# Task brief
The records below must be retyped exactly.
☆ ☆ ☆ ☆ ☆
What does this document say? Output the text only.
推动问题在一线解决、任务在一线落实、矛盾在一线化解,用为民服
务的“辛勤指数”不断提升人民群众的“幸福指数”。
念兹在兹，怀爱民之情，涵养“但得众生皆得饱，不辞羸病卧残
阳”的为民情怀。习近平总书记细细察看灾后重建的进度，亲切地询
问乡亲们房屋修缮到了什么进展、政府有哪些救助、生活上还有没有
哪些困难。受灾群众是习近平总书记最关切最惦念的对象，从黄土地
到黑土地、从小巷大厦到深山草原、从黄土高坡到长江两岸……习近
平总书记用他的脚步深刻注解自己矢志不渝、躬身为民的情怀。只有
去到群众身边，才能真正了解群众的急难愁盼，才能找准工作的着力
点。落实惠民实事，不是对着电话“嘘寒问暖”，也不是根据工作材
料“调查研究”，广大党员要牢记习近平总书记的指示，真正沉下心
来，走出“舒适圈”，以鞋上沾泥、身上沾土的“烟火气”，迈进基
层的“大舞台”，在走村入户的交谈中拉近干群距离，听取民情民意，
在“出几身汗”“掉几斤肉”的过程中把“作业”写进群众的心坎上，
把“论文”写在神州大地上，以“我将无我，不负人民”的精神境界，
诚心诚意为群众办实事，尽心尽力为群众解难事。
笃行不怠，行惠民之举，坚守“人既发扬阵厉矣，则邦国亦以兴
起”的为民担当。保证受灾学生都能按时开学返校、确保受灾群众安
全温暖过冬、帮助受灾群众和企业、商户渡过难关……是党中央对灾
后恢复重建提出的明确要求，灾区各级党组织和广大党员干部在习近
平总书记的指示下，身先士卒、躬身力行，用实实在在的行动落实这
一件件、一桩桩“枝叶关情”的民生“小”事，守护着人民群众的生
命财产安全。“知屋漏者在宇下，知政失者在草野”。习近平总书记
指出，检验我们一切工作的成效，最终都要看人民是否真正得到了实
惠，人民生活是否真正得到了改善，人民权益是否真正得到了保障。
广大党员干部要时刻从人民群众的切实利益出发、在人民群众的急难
☆ ☆ ☆ ☆ ☆
# Solution for this task
What does this document say? Output the text only.
推动问题在一线解决、任务在一线落实、矛盾在一线化解,用为民服
务的“辛勤指数”不断提升人民群众的“幸福指数”。
念兹在兹，怀爱民之情，涵养“但得众生皆得饱，不辞羸病卧残
阳”的为民情怀。习近平总书记细细察看灾后重建的进度，亲切地询
问乡亲们房屋修缮到了什么进展、政府有哪些救助、生活上还有没有
哪些困难。受灾群众是习近平总书记最关切最惦念的对象，从黄土地
到黑土地、从小巷大厦到深山草原、从黄土高坡到长江两岸……习近
平总书记用他的脚步深刻注解自己矢志不渝、躬身为民的情怀。只有
去到群众身边，才能真正了解群众的急难愁盼，才能找准工作的着力
点。落实惠民实事，不是对着电话“嘘寒问暖”，也不是根据工作材
料“调查研究”，广大党员要牢记习近平总书记的指示，真正沉下心
来，走出“舒适圈”，以鞋上沾泥、身上沾土的“烟火气”，迈进基
层的“大舞台”，在走村入户的交谈中拉近干群距离，听取民情民意，
在“出几身汗”“掉几斤肉”的过程中把“作业”写进群众的心坎上，
把“论文”写在神州大地上，以“我将无我，不负人民”的精神境界，
诚心诚意为群众办实事，尽心尽力为群众解难事。
笃行不怠，行惠民之举，坚守“人既发扬阵厉矣，则邦国亦以兴
起”的为民担当。保证受灾学生都能按时开学返校、确保受灾群众安
全温暖过冬、帮助受灾群众和企业、商户渡过难关……是党中央对灾
后恢复重建提出的明确要求，灾区各级党组织和广大党员干部在习近
平总书记的指示下，身先士卒、躬身力行，用实实在在的行动落实这
一件件、一桩桩“枝叶关情”的民生“小”事，守护着人民群众的生
命财产安全。“知屋漏者在宇下，知政失者在草野”。习近平总书记
指出，检验我们一切工作的成效，最终都要看人民是否真正得到了实
惠，人民生活是否真正得到了改善，人民权益是否真正得到了保障。
广大党员干部要时刻从人民群众的切实利益出发、在人民群众的急难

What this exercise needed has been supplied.